[Extrait choisi]

____

Marchés en bref / Publié le .

Février 2020 - La propagation du COVID-19 malmène les marchés

Marchés en bref - Revue mensuelle

Après un début de mois prometteur où l’on pouvait croire que les craintes concernant le coronavirus allaient s’estomper, l’apparition de nouveaux foyers de propagation à l’extérieur de la Chine a lourdement pesé sur les marchés financiers. L’annonce, par l’Organisation mondiale de la Santé (OMS), du rehaussement à « très élevé » de son évaluation des risques et impacts a reparti le bal et mené les marchés à leur plus forte baisse hebdomadaire depuis la crise financière de 2007. Le prix du pétrole a de nouveau chuté et le dollar canadien s’est déprécié face aux principales devises étrangères.

MARCHÉ CANADIEN 

Dans ce contexte, les investisseurs ont été nombreux à trouver refuge au sein des obligations et ainsi contribuer à la baisse généralisée des taux d’intérêt. Malgré l’effet défavorable d’un élargissement des écarts de crédit des titres corporatifs, l’ensemble du marché obligataire a obtenu un rendement positif au cours de la période. Du côté des actions, aucun secteur n’a été épargné. Tandis que les technologies de l’information ont limité la perte à un peu plus de -2 %, celui des soins de santé a été de loin le pire avec un rendement de -18,2 %. Dans son ensemble, le marché boursier canadien a affiché un rendement de -5,9 % en février,  tel que mesuré par l’indice MSCI Canada.

____

Dans la revue mensuelle ci-dessus, reformulez sous forme de liste plus courte le paragraphe qui commence par « Dans ce contexte, les investisseurs » en gardant ses faits principaux.

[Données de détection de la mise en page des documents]
____

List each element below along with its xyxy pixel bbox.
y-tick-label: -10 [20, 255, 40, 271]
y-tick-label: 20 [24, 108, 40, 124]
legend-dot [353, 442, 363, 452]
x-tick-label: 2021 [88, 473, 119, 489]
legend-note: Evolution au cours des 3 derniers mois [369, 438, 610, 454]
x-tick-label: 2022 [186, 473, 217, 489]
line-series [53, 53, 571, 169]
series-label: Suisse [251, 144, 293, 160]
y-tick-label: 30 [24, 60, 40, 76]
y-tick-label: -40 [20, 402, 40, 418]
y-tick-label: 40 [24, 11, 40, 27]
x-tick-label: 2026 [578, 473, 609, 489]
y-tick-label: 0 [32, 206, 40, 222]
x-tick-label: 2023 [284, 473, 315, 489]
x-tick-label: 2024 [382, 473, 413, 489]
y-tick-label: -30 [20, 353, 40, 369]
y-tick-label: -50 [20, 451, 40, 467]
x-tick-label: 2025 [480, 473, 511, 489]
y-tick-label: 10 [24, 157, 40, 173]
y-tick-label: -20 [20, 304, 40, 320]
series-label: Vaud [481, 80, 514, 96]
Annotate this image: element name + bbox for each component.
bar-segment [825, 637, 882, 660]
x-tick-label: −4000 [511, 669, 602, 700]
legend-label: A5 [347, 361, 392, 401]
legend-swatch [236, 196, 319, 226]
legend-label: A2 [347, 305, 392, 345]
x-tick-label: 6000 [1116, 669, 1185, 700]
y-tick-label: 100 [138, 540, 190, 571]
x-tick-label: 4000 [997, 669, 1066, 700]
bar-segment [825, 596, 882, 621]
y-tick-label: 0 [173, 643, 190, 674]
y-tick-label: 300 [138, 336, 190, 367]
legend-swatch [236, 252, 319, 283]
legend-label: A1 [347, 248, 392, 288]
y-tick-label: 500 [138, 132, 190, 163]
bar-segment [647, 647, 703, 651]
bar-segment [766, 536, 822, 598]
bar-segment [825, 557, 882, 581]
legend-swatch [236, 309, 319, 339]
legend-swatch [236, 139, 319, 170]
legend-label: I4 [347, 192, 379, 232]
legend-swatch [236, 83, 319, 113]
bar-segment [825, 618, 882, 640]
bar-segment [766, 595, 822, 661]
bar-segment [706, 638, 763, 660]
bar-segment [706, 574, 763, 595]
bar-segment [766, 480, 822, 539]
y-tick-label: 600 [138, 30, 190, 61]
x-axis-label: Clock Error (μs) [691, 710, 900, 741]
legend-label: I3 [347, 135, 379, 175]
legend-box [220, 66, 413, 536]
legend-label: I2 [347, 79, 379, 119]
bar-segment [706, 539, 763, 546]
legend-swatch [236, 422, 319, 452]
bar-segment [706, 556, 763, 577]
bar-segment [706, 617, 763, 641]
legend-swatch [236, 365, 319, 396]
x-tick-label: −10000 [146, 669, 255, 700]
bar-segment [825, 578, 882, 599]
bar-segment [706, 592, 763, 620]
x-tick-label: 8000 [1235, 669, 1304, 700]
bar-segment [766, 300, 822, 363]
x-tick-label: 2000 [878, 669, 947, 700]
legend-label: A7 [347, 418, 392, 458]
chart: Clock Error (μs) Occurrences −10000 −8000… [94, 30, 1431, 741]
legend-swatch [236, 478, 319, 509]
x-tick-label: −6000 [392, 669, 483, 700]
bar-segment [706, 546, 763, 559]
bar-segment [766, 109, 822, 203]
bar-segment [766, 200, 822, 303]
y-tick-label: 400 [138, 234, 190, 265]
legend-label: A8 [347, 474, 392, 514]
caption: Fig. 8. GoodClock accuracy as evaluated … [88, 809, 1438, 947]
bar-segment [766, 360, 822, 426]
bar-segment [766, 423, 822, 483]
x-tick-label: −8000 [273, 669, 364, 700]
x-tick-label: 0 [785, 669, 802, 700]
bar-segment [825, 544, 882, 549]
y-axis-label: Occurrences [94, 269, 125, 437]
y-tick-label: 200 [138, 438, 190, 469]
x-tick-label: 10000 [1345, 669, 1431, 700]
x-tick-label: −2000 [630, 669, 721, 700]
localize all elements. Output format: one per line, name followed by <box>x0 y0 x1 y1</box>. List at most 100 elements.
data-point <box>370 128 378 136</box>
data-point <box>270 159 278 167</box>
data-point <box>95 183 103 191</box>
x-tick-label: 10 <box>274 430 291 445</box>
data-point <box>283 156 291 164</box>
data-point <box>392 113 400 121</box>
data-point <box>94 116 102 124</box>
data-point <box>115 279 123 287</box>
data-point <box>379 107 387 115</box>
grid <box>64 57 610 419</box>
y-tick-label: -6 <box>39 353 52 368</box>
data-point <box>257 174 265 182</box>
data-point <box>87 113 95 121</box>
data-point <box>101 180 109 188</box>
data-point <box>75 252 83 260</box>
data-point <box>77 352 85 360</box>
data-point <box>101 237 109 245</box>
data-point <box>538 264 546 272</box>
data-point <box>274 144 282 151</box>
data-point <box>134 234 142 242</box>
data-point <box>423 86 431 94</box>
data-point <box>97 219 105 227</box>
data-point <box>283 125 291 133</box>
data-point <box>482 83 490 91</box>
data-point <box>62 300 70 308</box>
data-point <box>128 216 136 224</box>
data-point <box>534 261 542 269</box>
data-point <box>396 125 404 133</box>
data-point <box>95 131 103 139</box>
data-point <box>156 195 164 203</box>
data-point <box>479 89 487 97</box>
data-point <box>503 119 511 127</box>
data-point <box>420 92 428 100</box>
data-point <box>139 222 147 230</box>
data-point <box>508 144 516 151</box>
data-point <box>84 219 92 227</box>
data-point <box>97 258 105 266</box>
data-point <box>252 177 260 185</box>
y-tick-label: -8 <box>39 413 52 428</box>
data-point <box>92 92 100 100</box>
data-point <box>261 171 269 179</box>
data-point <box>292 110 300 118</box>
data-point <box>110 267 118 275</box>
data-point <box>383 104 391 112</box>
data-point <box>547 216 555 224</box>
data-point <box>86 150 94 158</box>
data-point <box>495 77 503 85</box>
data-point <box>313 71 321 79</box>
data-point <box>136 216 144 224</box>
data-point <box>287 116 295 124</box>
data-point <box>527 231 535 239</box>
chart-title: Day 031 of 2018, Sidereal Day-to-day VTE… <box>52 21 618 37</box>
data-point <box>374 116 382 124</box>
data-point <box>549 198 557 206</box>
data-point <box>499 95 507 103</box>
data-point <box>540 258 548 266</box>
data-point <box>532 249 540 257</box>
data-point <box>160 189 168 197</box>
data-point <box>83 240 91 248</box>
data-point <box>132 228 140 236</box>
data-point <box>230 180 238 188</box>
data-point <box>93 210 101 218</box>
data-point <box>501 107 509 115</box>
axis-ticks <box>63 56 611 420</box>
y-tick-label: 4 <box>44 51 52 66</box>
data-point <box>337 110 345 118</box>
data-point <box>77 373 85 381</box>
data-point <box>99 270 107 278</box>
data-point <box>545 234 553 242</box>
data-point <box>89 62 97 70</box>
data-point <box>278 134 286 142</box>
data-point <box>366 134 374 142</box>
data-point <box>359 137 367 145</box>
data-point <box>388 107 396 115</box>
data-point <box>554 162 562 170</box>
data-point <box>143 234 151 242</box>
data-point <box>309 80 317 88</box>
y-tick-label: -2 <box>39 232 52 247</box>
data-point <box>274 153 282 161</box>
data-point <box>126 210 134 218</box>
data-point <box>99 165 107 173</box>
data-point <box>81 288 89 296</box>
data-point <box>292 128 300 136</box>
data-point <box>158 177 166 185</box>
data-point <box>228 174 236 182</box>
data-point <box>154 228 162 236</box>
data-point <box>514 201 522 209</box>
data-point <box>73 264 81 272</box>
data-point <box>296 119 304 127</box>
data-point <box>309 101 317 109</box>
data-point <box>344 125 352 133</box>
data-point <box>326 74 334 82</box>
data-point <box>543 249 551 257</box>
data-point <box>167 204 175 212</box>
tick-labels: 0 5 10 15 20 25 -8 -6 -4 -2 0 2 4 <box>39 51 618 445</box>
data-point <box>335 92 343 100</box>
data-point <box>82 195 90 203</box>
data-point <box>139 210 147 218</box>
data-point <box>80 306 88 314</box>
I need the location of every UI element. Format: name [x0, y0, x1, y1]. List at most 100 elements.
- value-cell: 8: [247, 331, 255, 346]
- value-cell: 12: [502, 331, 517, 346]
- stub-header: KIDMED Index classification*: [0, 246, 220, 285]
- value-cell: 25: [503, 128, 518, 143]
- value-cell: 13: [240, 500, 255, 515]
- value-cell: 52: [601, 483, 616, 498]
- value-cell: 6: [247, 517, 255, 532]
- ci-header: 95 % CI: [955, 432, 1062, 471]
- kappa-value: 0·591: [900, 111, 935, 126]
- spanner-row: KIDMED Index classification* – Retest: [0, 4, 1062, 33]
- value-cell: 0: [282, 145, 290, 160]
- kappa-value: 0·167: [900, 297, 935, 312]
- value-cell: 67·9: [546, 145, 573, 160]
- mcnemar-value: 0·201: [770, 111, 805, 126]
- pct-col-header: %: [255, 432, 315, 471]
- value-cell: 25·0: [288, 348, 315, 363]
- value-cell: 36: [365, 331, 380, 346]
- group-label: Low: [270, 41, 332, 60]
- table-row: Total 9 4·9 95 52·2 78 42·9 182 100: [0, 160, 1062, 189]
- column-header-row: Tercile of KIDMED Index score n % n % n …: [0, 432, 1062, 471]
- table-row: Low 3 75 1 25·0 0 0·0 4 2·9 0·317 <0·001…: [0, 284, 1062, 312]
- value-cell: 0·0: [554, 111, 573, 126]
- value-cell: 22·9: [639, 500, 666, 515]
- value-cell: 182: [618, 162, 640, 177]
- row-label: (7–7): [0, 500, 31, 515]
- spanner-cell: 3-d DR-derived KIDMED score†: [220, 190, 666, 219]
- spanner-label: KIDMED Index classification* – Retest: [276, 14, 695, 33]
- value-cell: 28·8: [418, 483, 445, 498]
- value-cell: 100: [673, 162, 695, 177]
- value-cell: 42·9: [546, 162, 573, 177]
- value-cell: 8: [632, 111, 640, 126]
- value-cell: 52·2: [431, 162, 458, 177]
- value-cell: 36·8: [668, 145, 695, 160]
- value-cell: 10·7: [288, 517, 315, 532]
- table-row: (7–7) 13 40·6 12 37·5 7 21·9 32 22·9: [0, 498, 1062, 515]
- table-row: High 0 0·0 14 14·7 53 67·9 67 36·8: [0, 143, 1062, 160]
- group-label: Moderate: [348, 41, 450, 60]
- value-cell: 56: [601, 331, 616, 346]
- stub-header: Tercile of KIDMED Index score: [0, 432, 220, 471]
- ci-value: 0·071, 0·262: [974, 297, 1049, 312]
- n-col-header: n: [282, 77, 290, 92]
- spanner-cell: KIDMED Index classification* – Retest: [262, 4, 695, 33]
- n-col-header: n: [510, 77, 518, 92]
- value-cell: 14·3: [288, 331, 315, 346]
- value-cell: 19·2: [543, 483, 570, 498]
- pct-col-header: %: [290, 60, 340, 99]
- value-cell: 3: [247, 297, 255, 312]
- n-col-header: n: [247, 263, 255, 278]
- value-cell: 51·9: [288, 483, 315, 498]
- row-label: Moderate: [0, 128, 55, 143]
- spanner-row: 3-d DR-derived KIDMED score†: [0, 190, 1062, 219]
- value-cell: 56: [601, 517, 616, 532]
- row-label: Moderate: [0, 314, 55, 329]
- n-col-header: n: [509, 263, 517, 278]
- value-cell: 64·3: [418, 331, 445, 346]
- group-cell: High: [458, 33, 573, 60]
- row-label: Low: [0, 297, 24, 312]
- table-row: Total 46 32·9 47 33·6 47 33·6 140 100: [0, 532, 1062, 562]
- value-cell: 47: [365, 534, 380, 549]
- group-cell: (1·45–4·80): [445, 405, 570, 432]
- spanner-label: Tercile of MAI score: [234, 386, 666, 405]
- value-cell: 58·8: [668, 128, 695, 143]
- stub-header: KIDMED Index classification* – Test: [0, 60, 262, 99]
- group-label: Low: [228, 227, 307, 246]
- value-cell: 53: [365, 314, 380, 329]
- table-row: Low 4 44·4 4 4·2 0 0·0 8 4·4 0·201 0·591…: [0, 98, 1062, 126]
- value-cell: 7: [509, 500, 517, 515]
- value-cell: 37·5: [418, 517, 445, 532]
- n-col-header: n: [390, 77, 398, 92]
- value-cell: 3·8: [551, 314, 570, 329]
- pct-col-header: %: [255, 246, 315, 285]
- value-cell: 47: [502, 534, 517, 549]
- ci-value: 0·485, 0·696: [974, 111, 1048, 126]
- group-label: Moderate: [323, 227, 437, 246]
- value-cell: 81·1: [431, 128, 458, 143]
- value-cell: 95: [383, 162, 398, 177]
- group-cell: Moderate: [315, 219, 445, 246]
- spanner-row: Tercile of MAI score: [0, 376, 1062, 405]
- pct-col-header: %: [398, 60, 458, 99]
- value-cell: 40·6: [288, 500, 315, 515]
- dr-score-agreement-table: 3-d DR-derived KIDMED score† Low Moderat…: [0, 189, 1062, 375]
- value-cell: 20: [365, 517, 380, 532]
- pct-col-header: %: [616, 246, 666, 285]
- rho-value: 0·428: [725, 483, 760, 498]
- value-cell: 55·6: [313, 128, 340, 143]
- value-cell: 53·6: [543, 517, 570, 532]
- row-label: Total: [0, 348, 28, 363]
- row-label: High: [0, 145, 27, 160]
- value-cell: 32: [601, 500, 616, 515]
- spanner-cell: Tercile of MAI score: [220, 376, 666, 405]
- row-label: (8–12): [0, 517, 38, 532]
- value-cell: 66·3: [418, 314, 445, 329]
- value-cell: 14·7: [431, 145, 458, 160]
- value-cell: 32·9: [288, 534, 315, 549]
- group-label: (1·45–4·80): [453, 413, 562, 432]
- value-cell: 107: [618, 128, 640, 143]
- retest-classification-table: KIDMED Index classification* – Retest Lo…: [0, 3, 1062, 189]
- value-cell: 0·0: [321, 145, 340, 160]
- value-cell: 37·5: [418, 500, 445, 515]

____

[Résultat]
- De nombreux investisseurs se sont réfugiés dans les obligations, ce qui a contribué à la baisse généralisée des taux d'intérêt.
- Malgré l'élargissement des écarts de crédit des titres corporatifs, l'ensemble du marché obligataire a obtenu un rendement positif.
- Aucun secteur boursier n'a été épargné. Les technologies de l'information ont limité leur perte à un peu plus de -2 %, et les soins de santé ont été de loin les pires avec -18,2 %.
- Le marché boursier canadien a affiché un rendement de -5,9 % en février, selon l'indice MSCI Canada.